##### EXTRAIT DE PAGE #####

2°) chaque rayon lumineux se meut
dans le système de coordonnées « au repos »
avec la vitesse déterminée qu’il soit
émis par
un corps au repos ou un corps en mouvement....
2-Les embryons
électrodynamiques : sur ce plan nous avons
essentiellement les idées qui suivent :
- les équations de MAXWELL-Hertz qu’Einstein indique comme
telles en précisant cette fois sa source. Il en est question aux
paragraphes 6 (Transformation des équations de Maxwell-Hertz pour
l’espace vide) et 9 (transformation des équations de Maxwell-Hertz
en tenant compte des courants de convection). Ces équations paraissent
avoir dans le texte la fonction d’une méthode
générale d’analyse.
- Une méthode particulière relative au traitement des ondes
lumineuse. Elle se trouve dans deux paragraphes qui se complètent,
à savoir le 7ème intitulé théorie du
principe de Doppler et de l’aberration, et le 8ème ayant pour
titre Transformation de l’énergie des rayons lumineux
- Une autre méthode particulière qui concerne le dynamique de
l’électron (lentement accéléré) et qui se
rencontre dans le paragraphe 10.
Il est clair, par
conséquent, que ce fond embryonnaire électromagnétique,
où on a dû appliquer la cinématique relativiste, est
essentiellement méthodologique,
Mais nous sommes déjà
au seuil de la genèse externe. Cet état embryonnaire indique
l’influence de deux sciences qui sont dans une certaine alliance, savoir
la mécanique et l’électromagnétisme
Il suffit de
l’expliciter en en montrant la dimension historique et bibliographique
pour être dans notre seconde préoccupation c’est ce que nous
allons faire avant d’arriver à la source ultime.
II.
La genèse externe : Mécanique,
électromagnétisme et thermodynamique
1) La
Mécanique
-Remarquons d’abord que l’auteur a voulu
rompre avec les absolus spatiaux- temporels de la mécanique newtonienne
devenus incompatibles avec l’apparition de nouveaux
phénomènes physiques (électromagnétiques et
optiques...) et qui dérangeaient les savants comme H.Mach et
H.Poincaré. C’est pour cette raison qu’Einstein va se
débarrasser de l’éther qui leur est intimement lié.
(Il y reviendra d’ailleurs d’une certaine manière au niveau
de la relativité générale en établissant le concept
de champ de gravitation). Il est à noter qu’ici l’auteur est
attiré par les grandes vitesses dont celle de la lumière
représente le maximum.
- Il est inévitable, par
conséquent, de passer de la transformation de Galilée relative aux
petites vitesses à celle de Lorentz en rapport avec les grandes vitesses.

#####

* **CONSIGNE**:
Relevez, dans leur ordre d'apparition, tous les numéros de paragraphes que mentionne l'extrait de page.

##### DONNÉES FOURNIES #####

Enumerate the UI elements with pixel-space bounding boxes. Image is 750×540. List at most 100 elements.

#####

* **CORRIGÉ DE L'EXERCICE**:
L'extrait de page mentionne les paragraphes 6, 9, 7, 8 et 10, dans cet ordre.